--- EXTRAIT À LIRE ---

Le rêve d’Emma Lamontagne est devenu réalité.
L’artiste a vécu un moment spécial pendant le tournage de son dernier vidéoclip sur la glace du Centre Canadian Tire. Avant de débuter le tournage, il y a toutefois eu une conversation importante sur le chandail qu’elle devait porter.
« Nous nous demandions si nous allions porter un chandail sans numéro ou celui d’un joueur actuel, explique-t-elle au téléphone. Nous avons fini par choisir un joueur allemand en raison de mes origines. »
Puisqu’elle est moitié allemande, elle a choisi de porter le numéro 18.
Originaire de Kingston, la chanteuse, compositrice, guitariste et productrice est sur le point de sortir un tout nouveau microalbum dans lequel on retrouve la chanson « Cut the Brakes », dont le vidéoclip a été tourné au Centre Canadian Tire. En choisissant de lier sa passion pour les Sénateurs à ses racines et à son héritage, elle façonne son identité dans le monde musical.

--- MATÉRIEL SOURCE ---

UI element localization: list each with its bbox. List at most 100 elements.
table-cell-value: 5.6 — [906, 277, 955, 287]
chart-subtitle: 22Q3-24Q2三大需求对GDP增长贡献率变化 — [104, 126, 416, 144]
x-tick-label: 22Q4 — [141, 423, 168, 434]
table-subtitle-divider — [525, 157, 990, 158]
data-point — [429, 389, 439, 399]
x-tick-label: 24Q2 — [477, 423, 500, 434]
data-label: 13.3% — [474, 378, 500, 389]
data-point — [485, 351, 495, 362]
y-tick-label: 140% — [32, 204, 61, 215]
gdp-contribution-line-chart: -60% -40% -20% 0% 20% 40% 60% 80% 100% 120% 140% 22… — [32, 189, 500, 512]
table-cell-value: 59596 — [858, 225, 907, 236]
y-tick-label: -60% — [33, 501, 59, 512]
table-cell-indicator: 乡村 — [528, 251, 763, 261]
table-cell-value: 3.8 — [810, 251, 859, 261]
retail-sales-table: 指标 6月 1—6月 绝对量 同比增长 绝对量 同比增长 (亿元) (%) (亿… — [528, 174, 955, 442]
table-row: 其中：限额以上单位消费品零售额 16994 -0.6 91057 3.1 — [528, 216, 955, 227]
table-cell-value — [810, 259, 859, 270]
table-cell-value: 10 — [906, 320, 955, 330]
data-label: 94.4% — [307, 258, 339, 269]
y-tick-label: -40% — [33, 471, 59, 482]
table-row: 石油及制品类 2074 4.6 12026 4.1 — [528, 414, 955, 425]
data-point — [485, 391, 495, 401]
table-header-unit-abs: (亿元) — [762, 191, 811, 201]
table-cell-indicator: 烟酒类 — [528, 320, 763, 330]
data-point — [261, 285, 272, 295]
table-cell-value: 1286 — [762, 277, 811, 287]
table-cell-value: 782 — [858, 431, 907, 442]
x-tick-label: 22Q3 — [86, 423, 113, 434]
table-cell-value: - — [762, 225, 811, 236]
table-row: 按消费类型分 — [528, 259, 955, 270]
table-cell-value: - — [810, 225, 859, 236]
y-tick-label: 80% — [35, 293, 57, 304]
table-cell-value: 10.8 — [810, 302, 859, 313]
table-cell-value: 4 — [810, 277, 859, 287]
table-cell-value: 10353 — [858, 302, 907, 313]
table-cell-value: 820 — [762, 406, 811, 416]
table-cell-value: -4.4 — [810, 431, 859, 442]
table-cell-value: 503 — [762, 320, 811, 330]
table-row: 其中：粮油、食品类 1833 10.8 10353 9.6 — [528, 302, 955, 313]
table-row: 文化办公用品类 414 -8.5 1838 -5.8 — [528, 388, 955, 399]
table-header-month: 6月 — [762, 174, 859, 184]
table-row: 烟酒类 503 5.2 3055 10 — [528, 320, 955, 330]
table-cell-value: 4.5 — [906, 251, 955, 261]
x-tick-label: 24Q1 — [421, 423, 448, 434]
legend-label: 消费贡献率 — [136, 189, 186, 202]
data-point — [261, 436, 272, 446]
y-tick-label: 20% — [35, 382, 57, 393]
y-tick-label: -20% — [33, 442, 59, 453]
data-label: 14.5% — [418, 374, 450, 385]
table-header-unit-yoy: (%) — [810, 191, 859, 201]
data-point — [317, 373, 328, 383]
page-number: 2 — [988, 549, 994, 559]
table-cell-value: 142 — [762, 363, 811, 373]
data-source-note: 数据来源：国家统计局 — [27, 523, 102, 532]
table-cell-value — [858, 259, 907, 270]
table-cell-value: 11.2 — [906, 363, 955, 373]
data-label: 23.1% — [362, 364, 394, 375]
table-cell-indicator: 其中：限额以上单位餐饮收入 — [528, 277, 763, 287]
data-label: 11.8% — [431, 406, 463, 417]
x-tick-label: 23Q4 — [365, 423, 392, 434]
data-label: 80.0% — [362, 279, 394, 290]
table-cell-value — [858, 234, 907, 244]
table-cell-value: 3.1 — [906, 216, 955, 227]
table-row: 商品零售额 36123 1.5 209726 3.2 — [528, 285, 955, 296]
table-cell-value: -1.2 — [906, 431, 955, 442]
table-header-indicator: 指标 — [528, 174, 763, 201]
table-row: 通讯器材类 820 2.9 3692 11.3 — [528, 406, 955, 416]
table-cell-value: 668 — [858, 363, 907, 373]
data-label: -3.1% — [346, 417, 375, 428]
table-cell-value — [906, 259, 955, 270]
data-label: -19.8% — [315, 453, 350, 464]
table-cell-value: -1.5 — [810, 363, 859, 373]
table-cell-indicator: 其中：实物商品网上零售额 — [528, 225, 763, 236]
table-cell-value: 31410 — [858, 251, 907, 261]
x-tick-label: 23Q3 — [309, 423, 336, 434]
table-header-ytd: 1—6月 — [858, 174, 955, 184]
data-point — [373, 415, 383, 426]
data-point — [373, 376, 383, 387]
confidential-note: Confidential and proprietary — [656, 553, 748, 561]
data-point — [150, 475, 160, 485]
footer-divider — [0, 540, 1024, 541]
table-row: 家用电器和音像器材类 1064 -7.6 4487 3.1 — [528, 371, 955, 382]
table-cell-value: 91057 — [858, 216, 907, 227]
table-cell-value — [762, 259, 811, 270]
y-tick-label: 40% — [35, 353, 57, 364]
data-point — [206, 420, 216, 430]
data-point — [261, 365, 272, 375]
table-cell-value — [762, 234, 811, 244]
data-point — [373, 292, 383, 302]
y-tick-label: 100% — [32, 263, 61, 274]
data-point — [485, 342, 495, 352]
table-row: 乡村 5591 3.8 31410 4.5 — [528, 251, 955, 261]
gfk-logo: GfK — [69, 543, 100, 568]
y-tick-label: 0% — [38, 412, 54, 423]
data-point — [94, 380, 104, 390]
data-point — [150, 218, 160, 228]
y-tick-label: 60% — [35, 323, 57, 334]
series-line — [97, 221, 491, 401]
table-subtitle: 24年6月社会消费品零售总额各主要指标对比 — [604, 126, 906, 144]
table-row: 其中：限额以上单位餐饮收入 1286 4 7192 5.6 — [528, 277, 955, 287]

---

● **CONSIGNE**
D'après l'extrait sur Emma Lamontagne, quel numéro de chandail l'artiste a-t-elle choisi de porter pour le tournage ?

● **RÉPONSE ATTENDUE**
Le numéro 18.